__Written instruction__: Print all records exactly, leaving nothing out.

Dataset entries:
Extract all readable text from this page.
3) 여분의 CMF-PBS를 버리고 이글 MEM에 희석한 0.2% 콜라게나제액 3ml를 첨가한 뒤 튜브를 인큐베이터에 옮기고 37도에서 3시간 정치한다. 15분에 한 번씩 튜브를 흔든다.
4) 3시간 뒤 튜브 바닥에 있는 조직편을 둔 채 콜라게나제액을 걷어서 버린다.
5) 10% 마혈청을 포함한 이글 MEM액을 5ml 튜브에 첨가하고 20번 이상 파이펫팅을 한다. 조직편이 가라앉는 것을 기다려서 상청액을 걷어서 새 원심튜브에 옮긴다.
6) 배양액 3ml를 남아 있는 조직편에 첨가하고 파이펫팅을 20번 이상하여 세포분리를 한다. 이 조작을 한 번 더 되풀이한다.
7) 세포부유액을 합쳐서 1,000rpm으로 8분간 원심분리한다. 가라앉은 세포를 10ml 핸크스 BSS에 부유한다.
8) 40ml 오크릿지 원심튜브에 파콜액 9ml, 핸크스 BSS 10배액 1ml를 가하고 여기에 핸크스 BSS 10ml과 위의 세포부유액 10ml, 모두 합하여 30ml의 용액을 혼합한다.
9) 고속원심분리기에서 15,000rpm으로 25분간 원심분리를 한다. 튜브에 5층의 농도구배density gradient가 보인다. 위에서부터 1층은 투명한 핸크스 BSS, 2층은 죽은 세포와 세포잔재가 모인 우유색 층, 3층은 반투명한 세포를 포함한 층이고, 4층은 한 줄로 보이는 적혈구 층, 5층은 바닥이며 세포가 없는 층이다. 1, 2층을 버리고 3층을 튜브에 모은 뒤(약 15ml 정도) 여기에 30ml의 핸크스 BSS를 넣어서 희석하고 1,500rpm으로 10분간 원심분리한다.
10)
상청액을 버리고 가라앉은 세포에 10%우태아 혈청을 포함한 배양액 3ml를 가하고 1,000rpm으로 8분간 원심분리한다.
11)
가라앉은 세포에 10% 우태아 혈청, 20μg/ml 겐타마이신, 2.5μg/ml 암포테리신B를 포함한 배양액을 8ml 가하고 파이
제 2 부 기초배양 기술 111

__Solution for this exercise__:
Extract all readable text from this page.
3) 여분의 CMF-PBS를 버리고 이글 MEM에 희석한 0.2% 콜라게나제액 3ml를 첨가한 뒤 튜브를 인큐베이터에 옮기고 37도에서 3시간 정치한다. 15분에 한 번씩 튜브를 흔든다.
4) 3시간 뒤 튜브 바닥에 있는 조직편을 둔 채 콜라게나제액을 걷어서 버린다.
5) 10% 마혈청을 포함한 이글 MEM액을 5ml 튜브에 첨가하고 20번 이상 파이펫팅을 한다. 조직편이 가라앉는 것을 기다려서 상청액을 걷어서 새 원심튜브에 옮긴다.
6) 배양액 3ml를 남아 있는 조직편에 첨가하고 파이펫팅을 20번 이상하여 세포분리를 한다. 이 조작을 한 번 더 되풀이한다.
7) 세포부유액을 합쳐서 1,000rpm으로 8분간 원심분리한다. 가라앉은 세포를 10ml 핸크스 BSS에 부유한다.
8) 40ml 오크릿지 원심튜브에 파콜액 9ml, 핸크스 BSS 10배액 1ml를 가하고 여기에 핸크스 BSS 10ml과 위의 세포부유액 10ml, 모두 합하여 30ml의 용액을 혼합한다.
9) 고속원심분리기에서 15,000rpm으로 25분간 원심분리를 한다. 튜브에 5층의 농도구배density gradient가 보인다. 위에서부터 1층은 투명한 핸크스 BSS, 2층은 죽은 세포와 세포잔재가 모인 우유색 층, 3층은 반투명한 세포를 포함한 층이고, 4층은 한 줄로 보이는 적혈구 층, 5층은 바닥이며 세포가 없는 층이다. 1, 2층을 버리고 3층을 튜브에 모은 뒤(약 15ml 정도) 여기에 30ml의 핸크스 BSS를 넣어서 희석하고 1,500rpm으로 10분간 원심분리한다.
10)
상청액을 버리고 가라앉은 세포에 10%우태아 혈청을 포함한 배양액 3ml를 가하고 1,000rpm으로 8분간 원심분리한다.
11)
가라앉은 세포에 10% 우태아 혈청, 20μg/ml 겐타마이신, 2.5μg/ml 암포테리신B를 포함한 배양액을 8ml 가하고 파이
제 2 부 기초배양 기술 111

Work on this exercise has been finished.